Gather from the listing below each line that includes the word "一次MVNO", and copy it.

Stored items

===

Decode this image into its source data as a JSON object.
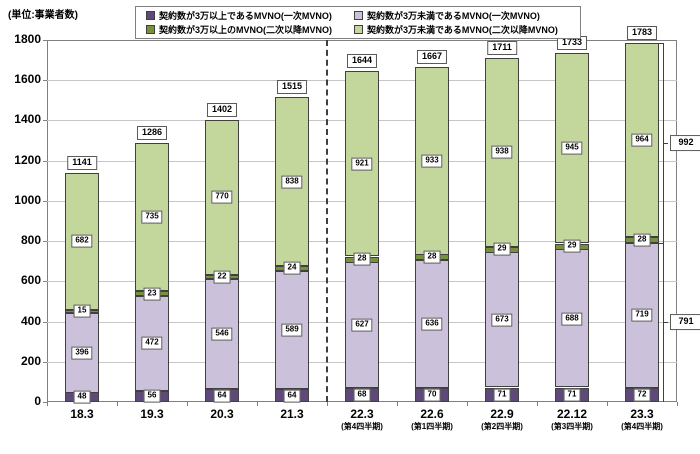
{
  "colors": {
    "grid": "#c6c6c6",
    "plot_border": "#808080",
    "bar_border": "#404040",
    "label_box_border": "#595959",
    "separator": "#3f3f3f",
    "background": "#ffffff"
  },
  "chart_data": {
    "type": "bar",
    "stacked": true,
    "unit_label": "(単位:事業者数)",
    "categories": [
      "18.3",
      "19.3",
      "20.3",
      "21.3",
      "22.3",
      "22.6",
      "22.9",
      "22.12",
      "23.3"
    ],
    "category_sublabels": [
      "",
      "",
      "",
      "",
      "(第4四半期)",
      "(第1四半期)",
      "(第2四半期)",
      "(第3四半期)",
      "(第4四半期)"
    ],
    "series": [
      {
        "name": "契約数が3万以上であるMVNO(一次MVNO)",
        "color": "#5f497a",
        "values": [
          48,
          56,
          64,
          64,
          68,
          70,
          71,
          71,
          72
        ]
      },
      {
        "name": "契約数が3万未満であるMVNO(一次MVNO)",
        "color": "#ccc1da",
        "values": [
          396,
          472,
          546,
          589,
          627,
          636,
          673,
          688,
          719
        ]
      },
      {
        "name": "契約数が3万以上のMVNO(二次以降MVNO)",
        "color": "#76933c",
        "values": [
          15,
          23,
          22,
          24,
          28,
          28,
          29,
          29,
          28
        ]
      },
      {
        "name": "契約数が3万未満であるMVNO(二次以降MVNO)",
        "color": "#c3d69b",
        "values": [
          682,
          735,
          770,
          838,
          921,
          933,
          938,
          945,
          964
        ]
      }
    ],
    "totals": [
      1141,
      1286,
      1402,
      1515,
      1644,
      1667,
      1711,
      1733,
      1783
    ],
    "ylim": [
      0,
      1800
    ],
    "ytick_step": 200,
    "grid": true,
    "legend_position": "top",
    "separator_after_index": 3,
    "annotations": [
      {
        "label": "992",
        "from": 791,
        "to": 1783
      },
      {
        "label": "791",
        "from": 0,
        "to": 791
      }
    ]
  }
}
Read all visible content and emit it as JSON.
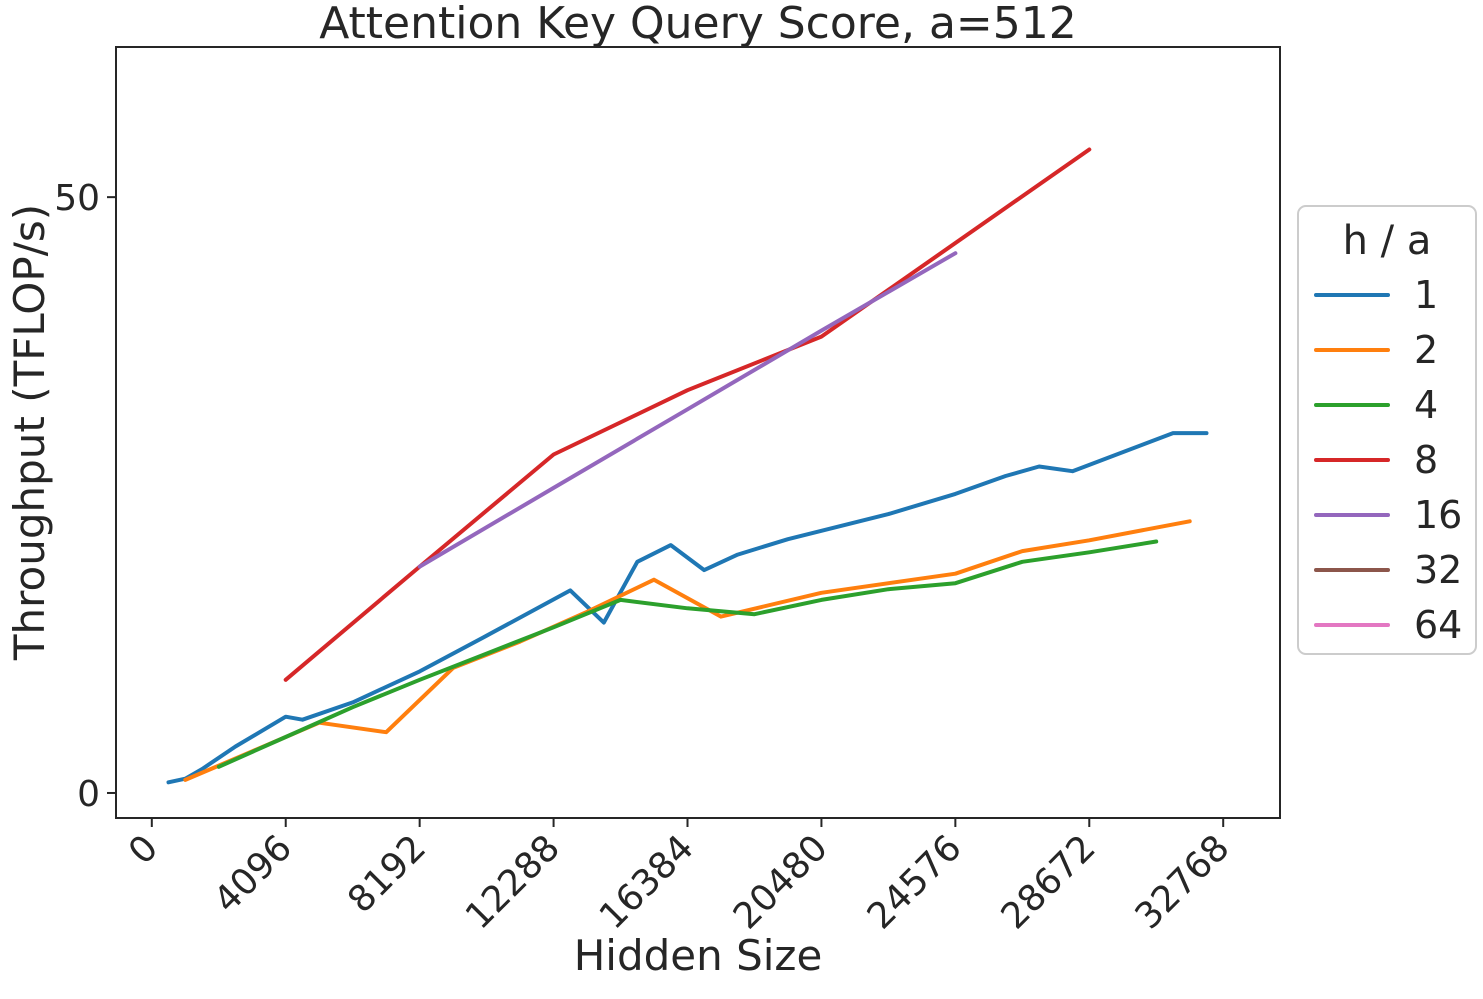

===

• PROBLEM SOLUTION:
        "name": "契約数が3万以上であるMVNO(一次MVNO)",
        "name": "契約数が3万未満であるMVNO(一次MVNO)",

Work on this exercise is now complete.